-------- Provided records --------

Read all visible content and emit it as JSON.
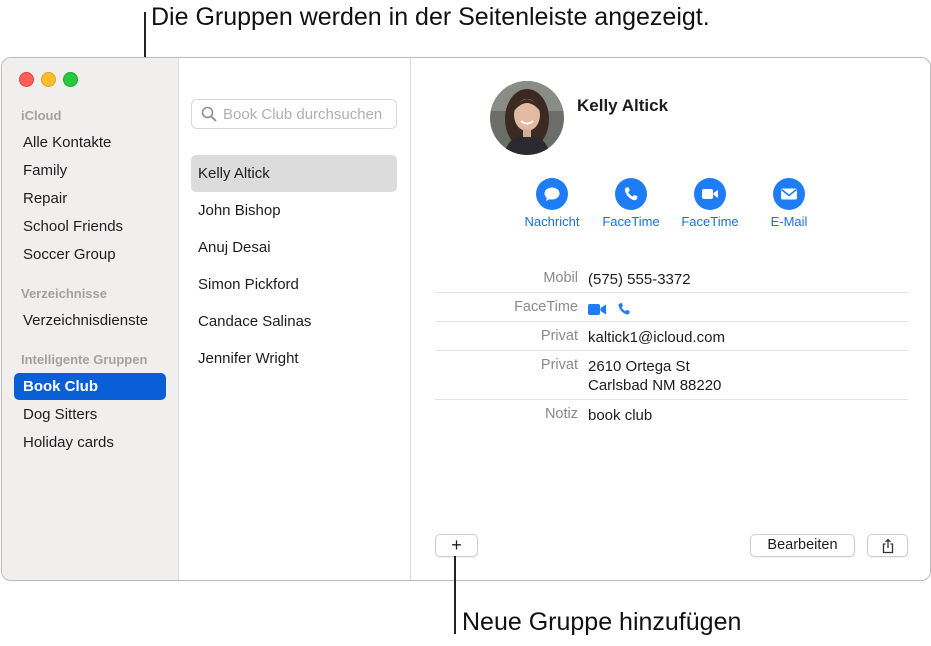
{
  "callouts": {
    "top": "Die Gruppen werden in der Seitenleiste angezeigt.",
    "bottom": "Neue Gruppe hinzufügen"
  },
  "sidebar": {
    "sections": [
      {
        "header": "iCloud",
        "items": [
          "Alle Kontakte",
          "Family",
          "Repair",
          "School Friends",
          "Soccer Group"
        ]
      },
      {
        "header": "Verzeichnisse",
        "items": [
          "Verzeichnisdienste"
        ]
      },
      {
        "header": "Intelligente Gruppen",
        "items": [
          "Book Club",
          "Dog Sitters",
          "Holiday cards"
        ]
      }
    ],
    "selected": "Book Club"
  },
  "list": {
    "search_placeholder": "Book Club durchsuchen",
    "contacts": [
      "Kelly Altick",
      "John Bishop",
      "Anuj Desai",
      "Simon Pickford",
      "Candace Salinas",
      "Jennifer Wright"
    ],
    "selected": "Kelly Altick"
  },
  "detail": {
    "name": "Kelly Altick",
    "actions": [
      {
        "label": "Nachricht",
        "icon": "message-icon"
      },
      {
        "label": "FaceTime",
        "icon": "phone-icon"
      },
      {
        "label": "FaceTime",
        "icon": "video-icon"
      },
      {
        "label": "E-Mail",
        "icon": "mail-icon"
      }
    ],
    "fields": [
      {
        "label": "Mobil",
        "value": "(575) 555-3372"
      },
      {
        "label": "FaceTime",
        "value": ""
      },
      {
        "label": "Privat",
        "value": "kaltick1@icloud.com"
      },
      {
        "label": "Privat",
        "value": "2610 Ortega St",
        "value2": "Carlsbad NM 88220"
      },
      {
        "label": "Notiz",
        "value": "book club"
      }
    ],
    "add_button": "+",
    "edit_button": "Bearbeiten"
  },
  "colors": {
    "accent": "#0a5fd6",
    "action_blue": "#1e7cf5",
    "sidebar_bg": "#f0efee"
  }
}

--------

§ Written exercise
Write the listing out a second time exactly, dropping all images.

§ Result below
Read all visible content and emit it as JSON.
{
  "callouts": {
    "top": "Die Gruppen werden in der Seitenleiste angezeigt.",
    "bottom": "Neue Gruppe hinzufügen"
  },
  "sidebar": {
    "sections": [
      {
        "header": "iCloud",
        "items": [
          "Alle Kontakte",
          "Family",
          "Repair",
          "School Friends",
          "Soccer Group"
        ]
      },
      {
        "header": "Verzeichnisse",
        "items": [
          "Verzeichnisdienste"
        ]
      },
      {
        "header": "Intelligente Gruppen",
        "items": [
          "Book Club",
          "Dog Sitters",
          "Holiday cards"
        ]
      }
    ],
    "selected": "Book Club"
  },
  "list": {
    "search_placeholder": "Book Club durchsuchen",
    "contacts": [
      "Kelly Altick",
      "John Bishop",
      "Anuj Desai",
      "Simon Pickford",
      "Candace Salinas",
      "Jennifer Wright"
    ],
    "selected": "Kelly Altick"
  },
  "detail": {
    "name": "Kelly Altick",
    "actions": [
      {
        "label": "Nachricht",
        "icon": "message-icon"
      },
      {
        "label": "FaceTime",
        "icon": "phone-icon"
      },
      {
        "label": "FaceTime",
        "icon": "video-icon"
      },
      {
        "label": "E-Mail",
        "icon": "mail-icon"
      }
    ],
    "fields": [
      {
        "label": "Mobil",
        "value": "(575) 555-3372"
      },
      {
        "label": "FaceTime",
        "value": ""
      },
      {
        "label": "Privat",
        "value": "kaltick1@icloud.com"
      },
      {
        "label": "Privat",
        "value": "2610 Ortega St",
        "value2": "Carlsbad NM 88220"
      },
      {
        "label": "Notiz",
        "value": "book club"
      }
    ],
    "add_button": "+",
    "edit_button": "Bearbeiten"
  },
  "colors": {
    "accent": "#0a5fd6",
    "action_blue": "#1e7cf5",
    "sidebar_bg": "#f0efee"
  }
}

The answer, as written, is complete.